** Exercise prompt **
Which lines hold the word "type"? Copy each of them from the material.

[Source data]

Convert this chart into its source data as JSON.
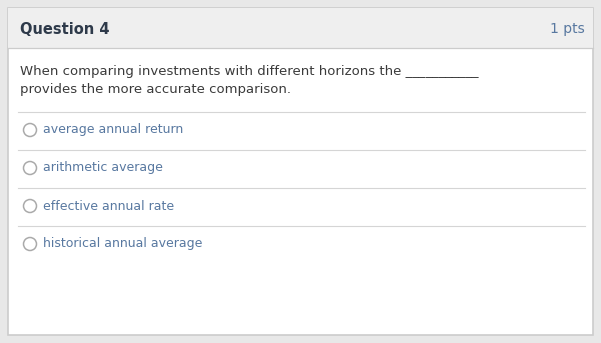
{
  "title": "Question 4",
  "pts": "1 pts",
  "question_text_line1": "When comparing investments with different horizons the ___________",
  "question_text_line2": "provides the more accurate comparison.",
  "options": [
    "average annual return",
    "arithmetic average",
    "effective annual rate",
    "historical annual average"
  ],
  "bg_header": "#efefef",
  "bg_body": "#ffffff",
  "outer_bg": "#e8e8e8",
  "border_color": "#cccccc",
  "header_text_color": "#2e3a4a",
  "question_text_color": "#3a3a3a",
  "option_text_color": "#5878a0",
  "pts_text_color": "#5878a0",
  "circle_edge_color": "#aaaaaa",
  "divider_color": "#d5d5d5",
  "title_fontsize": 10.5,
  "pts_fontsize": 10,
  "question_fontsize": 9.5,
  "option_fontsize": 9.0,
  "fig_width": 6.01,
  "fig_height": 3.43,
  "dpi": 100
}
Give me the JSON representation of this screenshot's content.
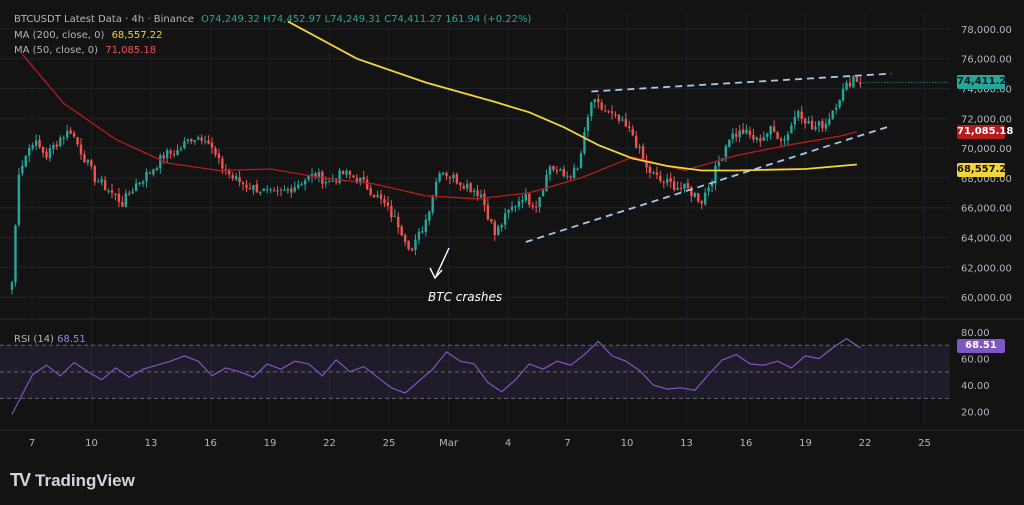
{
  "legend": {
    "symbol": "BTCUSDT Latest Data · 4h · Binance",
    "ohlc": "O74,249.32  H74,452.97  L74,249.31  C74,411.27  161.94 (+0.22%)",
    "ma200_label": "MA (200, close, 0)",
    "ma200_value": "68,557.22",
    "ma50_label": "MA (50, close, 0)",
    "ma50_value": "71,085.18",
    "rsi_label": "RSI (14)",
    "rsi_value": "68.51"
  },
  "annotation": "BTC crashes",
  "brand": "TradingView",
  "price_tags": {
    "last": "74,411.27",
    "ma50": "71,085.18",
    "ma200": "68,557.22",
    "rsi": "68.51"
  },
  "colors": {
    "up": "#26a69a",
    "down": "#ef5350",
    "ma200": "#f5d33a",
    "ma50": "#b71c1c",
    "rsi": "#7e57c2",
    "trendline": "#a5c8f0",
    "background": "#131313"
  },
  "chart_data": [
    {
      "type": "candlestick",
      "price_axis": [
        "78,000.00",
        "76,000.00",
        "74,000.00",
        "72,000.00",
        "70,000.00",
        "68,000.00",
        "66,000.00",
        "64,000.00",
        "62,000.00",
        "60,000.00"
      ],
      "ylim": [
        59000,
        79000
      ],
      "time_axis": [
        "7",
        "10",
        "13",
        "16",
        "19",
        "22",
        "25",
        "Mar",
        "4",
        "7",
        "10",
        "13",
        "16",
        "19",
        "22",
        "25"
      ],
      "close_path": [
        [
          0,
          61000
        ],
        [
          2,
          68500
        ],
        [
          6,
          70500
        ],
        [
          10,
          69500
        ],
        [
          14,
          70700
        ],
        [
          17,
          71200
        ],
        [
          20,
          69800
        ],
        [
          24,
          68000
        ],
        [
          28,
          67200
        ],
        [
          32,
          66300
        ],
        [
          36,
          67600
        ],
        [
          40,
          68400
        ],
        [
          44,
          69500
        ],
        [
          48,
          69800
        ],
        [
          52,
          70700
        ],
        [
          56,
          70800
        ],
        [
          60,
          69000
        ],
        [
          64,
          68000
        ],
        [
          68,
          67500
        ],
        [
          72,
          67200
        ],
        [
          76,
          66800
        ],
        [
          80,
          67200
        ],
        [
          84,
          67800
        ],
        [
          88,
          68200
        ],
        [
          92,
          67700
        ],
        [
          96,
          68300
        ],
        [
          100,
          68000
        ],
        [
          104,
          67200
        ],
        [
          108,
          66200
        ],
        [
          112,
          64900
        ],
        [
          116,
          63100
        ],
        [
          120,
          65200
        ],
        [
          124,
          68600
        ],
        [
          128,
          68000
        ],
        [
          132,
          67500
        ],
        [
          136,
          66900
        ],
        [
          140,
          64200
        ],
        [
          144,
          65700
        ],
        [
          148,
          66800
        ],
        [
          152,
          66200
        ],
        [
          156,
          68800
        ],
        [
          160,
          68100
        ],
        [
          164,
          68500
        ],
        [
          168,
          73100
        ],
        [
          172,
          72500
        ],
        [
          176,
          71800
        ],
        [
          180,
          70900
        ],
        [
          184,
          68600
        ],
        [
          188,
          67800
        ],
        [
          192,
          67500
        ],
        [
          196,
          67200
        ],
        [
          200,
          66500
        ],
        [
          204,
          68500
        ],
        [
          208,
          70800
        ],
        [
          212,
          71100
        ],
        [
          216,
          70500
        ],
        [
          220,
          71200
        ],
        [
          224,
          70600
        ],
        [
          228,
          72600
        ],
        [
          232,
          71300
        ],
        [
          236,
          71700
        ],
        [
          240,
          73500
        ],
        [
          244,
          74800
        ],
        [
          246,
          74400
        ]
      ],
      "trendlines": [
        {
          "from": [
            149,
            63700
          ],
          "to": [
            255,
            71500
          ]
        },
        {
          "from": [
            168,
            73800
          ],
          "to": [
            255,
            75000
          ]
        }
      ],
      "ma200": [
        [
          80,
          78500
        ],
        [
          100,
          76000
        ],
        [
          120,
          74400
        ],
        [
          140,
          73100
        ],
        [
          150,
          72400
        ],
        [
          160,
          71400
        ],
        [
          170,
          70200
        ],
        [
          180,
          69300
        ],
        [
          190,
          68800
        ],
        [
          200,
          68500
        ],
        [
          210,
          68500
        ],
        [
          220,
          68550
        ],
        [
          230,
          68600
        ],
        [
          240,
          68800
        ],
        [
          245,
          68900
        ]
      ],
      "ma50": [
        [
          3,
          76300
        ],
        [
          15,
          73000
        ],
        [
          30,
          70600
        ],
        [
          45,
          69000
        ],
        [
          60,
          68500
        ],
        [
          75,
          68600
        ],
        [
          90,
          68000
        ],
        [
          105,
          67600
        ],
        [
          120,
          66800
        ],
        [
          135,
          66600
        ],
        [
          150,
          67000
        ],
        [
          165,
          68000
        ],
        [
          180,
          69400
        ],
        [
          195,
          68500
        ],
        [
          210,
          69500
        ],
        [
          225,
          70200
        ],
        [
          240,
          70800
        ],
        [
          245,
          71100
        ]
      ]
    },
    {
      "type": "line",
      "name": "RSI (14)",
      "yticks": [
        "80.00",
        "60.00",
        "40.00",
        "20.00"
      ],
      "ylim": [
        10,
        86
      ],
      "bands": [
        70,
        50,
        30
      ],
      "values": [
        [
          0,
          18
        ],
        [
          3,
          33
        ],
        [
          6,
          48
        ],
        [
          10,
          55
        ],
        [
          14,
          47
        ],
        [
          18,
          57
        ],
        [
          22,
          50
        ],
        [
          26,
          44
        ],
        [
          30,
          53
        ],
        [
          34,
          46
        ],
        [
          38,
          52
        ],
        [
          42,
          55
        ],
        [
          46,
          58
        ],
        [
          50,
          62
        ],
        [
          54,
          58
        ],
        [
          58,
          47
        ],
        [
          62,
          53
        ],
        [
          66,
          50
        ],
        [
          70,
          46
        ],
        [
          74,
          56
        ],
        [
          78,
          52
        ],
        [
          82,
          58
        ],
        [
          86,
          56
        ],
        [
          90,
          47
        ],
        [
          94,
          59
        ],
        [
          98,
          50
        ],
        [
          102,
          54
        ],
        [
          106,
          46
        ],
        [
          110,
          38
        ],
        [
          114,
          34
        ],
        [
          118,
          43
        ],
        [
          122,
          52
        ],
        [
          126,
          65
        ],
        [
          130,
          58
        ],
        [
          134,
          56
        ],
        [
          138,
          42
        ],
        [
          142,
          35
        ],
        [
          146,
          44
        ],
        [
          150,
          56
        ],
        [
          154,
          52
        ],
        [
          158,
          58
        ],
        [
          162,
          55
        ],
        [
          166,
          63
        ],
        [
          170,
          73
        ],
        [
          174,
          62
        ],
        [
          178,
          58
        ],
        [
          182,
          51
        ],
        [
          186,
          40
        ],
        [
          190,
          37
        ],
        [
          194,
          38
        ],
        [
          198,
          36
        ],
        [
          202,
          48
        ],
        [
          206,
          59
        ],
        [
          210,
          63
        ],
        [
          214,
          56
        ],
        [
          218,
          55
        ],
        [
          222,
          58
        ],
        [
          226,
          53
        ],
        [
          230,
          62
        ],
        [
          234,
          60
        ],
        [
          238,
          68
        ],
        [
          242,
          75
        ],
        [
          246,
          68
        ]
      ]
    }
  ]
}
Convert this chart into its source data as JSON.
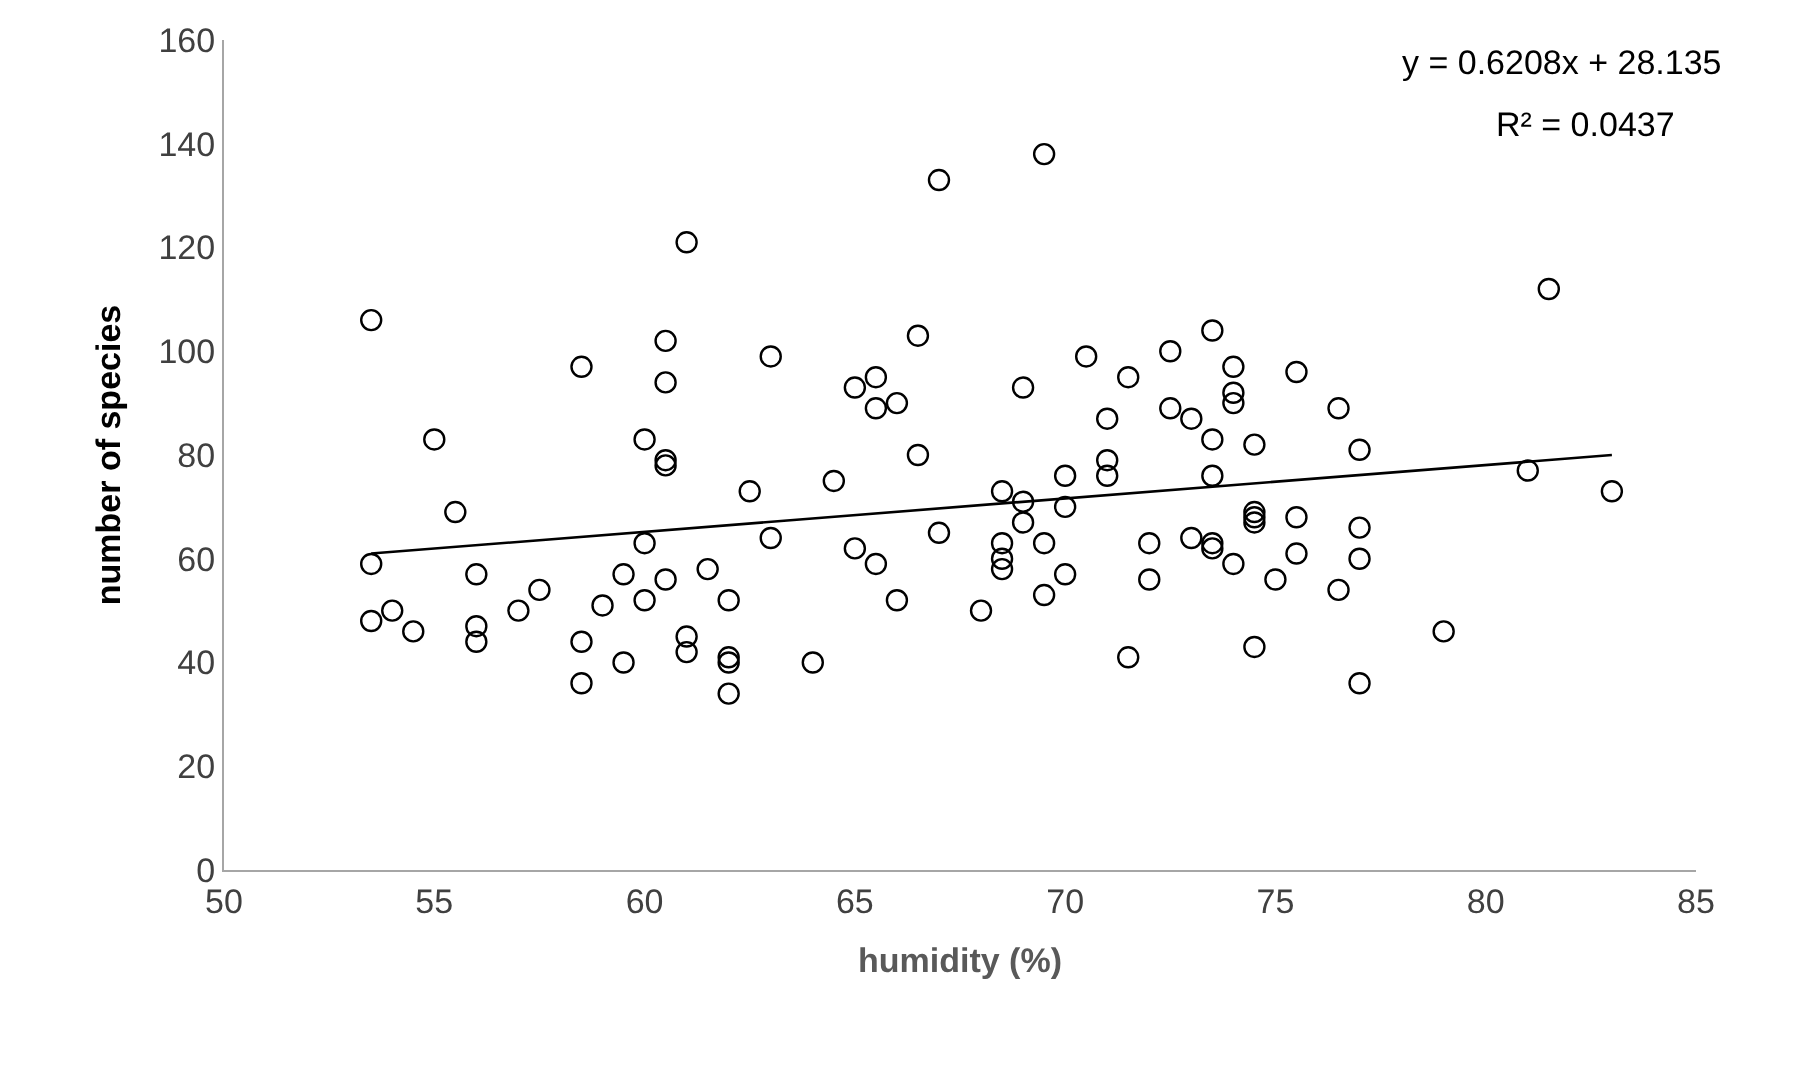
{
  "chart_data": {
    "type": "scatter",
    "xlabel": "humidity (%)",
    "ylabel": "number of species",
    "annotations": [
      "y = 0.6208x + 28.135",
      "R² = 0.0437"
    ],
    "xlim": [
      50,
      85
    ],
    "xticks": [
      50,
      55,
      60,
      65,
      70,
      75,
      80,
      85
    ],
    "ylim": [
      0,
      160
    ],
    "yticks": [
      0,
      20,
      40,
      60,
      80,
      100,
      120,
      140,
      160
    ],
    "legend": false,
    "marker": "circle",
    "series": [
      {
        "color": "#000000",
        "x": [
          53.5,
          53.5,
          53.5,
          54,
          54.5,
          55,
          55.5,
          56,
          56,
          56,
          57,
          57.5,
          58.5,
          58.5,
          58.5,
          59,
          59.5,
          59.5,
          60,
          60,
          60,
          60.5,
          60.5,
          60.5,
          60.5,
          60.5,
          61,
          61,
          61,
          61.5,
          62,
          62,
          62,
          62,
          62.5,
          63,
          63,
          64,
          64.5,
          65,
          65,
          65.5,
          65.5,
          65.5,
          66,
          66,
          66.5,
          66.5,
          67,
          67,
          68,
          68.5,
          68.5,
          68.5,
          68.5,
          69,
          69,
          69,
          69.5,
          69.5,
          69.5,
          70,
          70,
          70,
          70.5,
          71,
          71,
          71,
          71.5,
          71.5,
          72,
          72,
          72.5,
          72.5,
          73,
          73,
          73.5,
          73.5,
          73.5,
          73.5,
          73.5,
          74,
          74,
          74,
          74,
          74.5,
          74.5,
          74.5,
          74.5,
          74.5,
          75,
          75.5,
          75.5,
          75.5,
          76.5,
          76.5,
          77,
          77,
          77,
          77,
          79,
          81,
          81.5,
          83
        ],
        "values": [
          106,
          59,
          48,
          50,
          46,
          83,
          69,
          57,
          47,
          44,
          50,
          54,
          97,
          44,
          36,
          51,
          57,
          40,
          83,
          63,
          52,
          102,
          94,
          79,
          78,
          56,
          121,
          45,
          42,
          58,
          52,
          41,
          40,
          34,
          73,
          99,
          64,
          40,
          75,
          93,
          62,
          95,
          89,
          59,
          90,
          52,
          103,
          80,
          133,
          65,
          50,
          73,
          63,
          60,
          58,
          93,
          71,
          67,
          138,
          63,
          53,
          76,
          70,
          57,
          99,
          87,
          79,
          76,
          95,
          41,
          63,
          56,
          100,
          89,
          87,
          64,
          104,
          83,
          76,
          63,
          62,
          97,
          92,
          90,
          59,
          82,
          69,
          68,
          67,
          43,
          56,
          96,
          68,
          61,
          89,
          54,
          81,
          66,
          60,
          36,
          46,
          77,
          112,
          73
        ]
      },
      {
        "type": "line",
        "color": "#000000",
        "x": [
          53.5,
          83
        ],
        "values": [
          61,
          80
        ],
        "marker": "none"
      }
    ]
  }
}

** Solution for this problem **
      "type": "candlestick",
      "type": "line",
    "type": "scatter",
        "type": "line",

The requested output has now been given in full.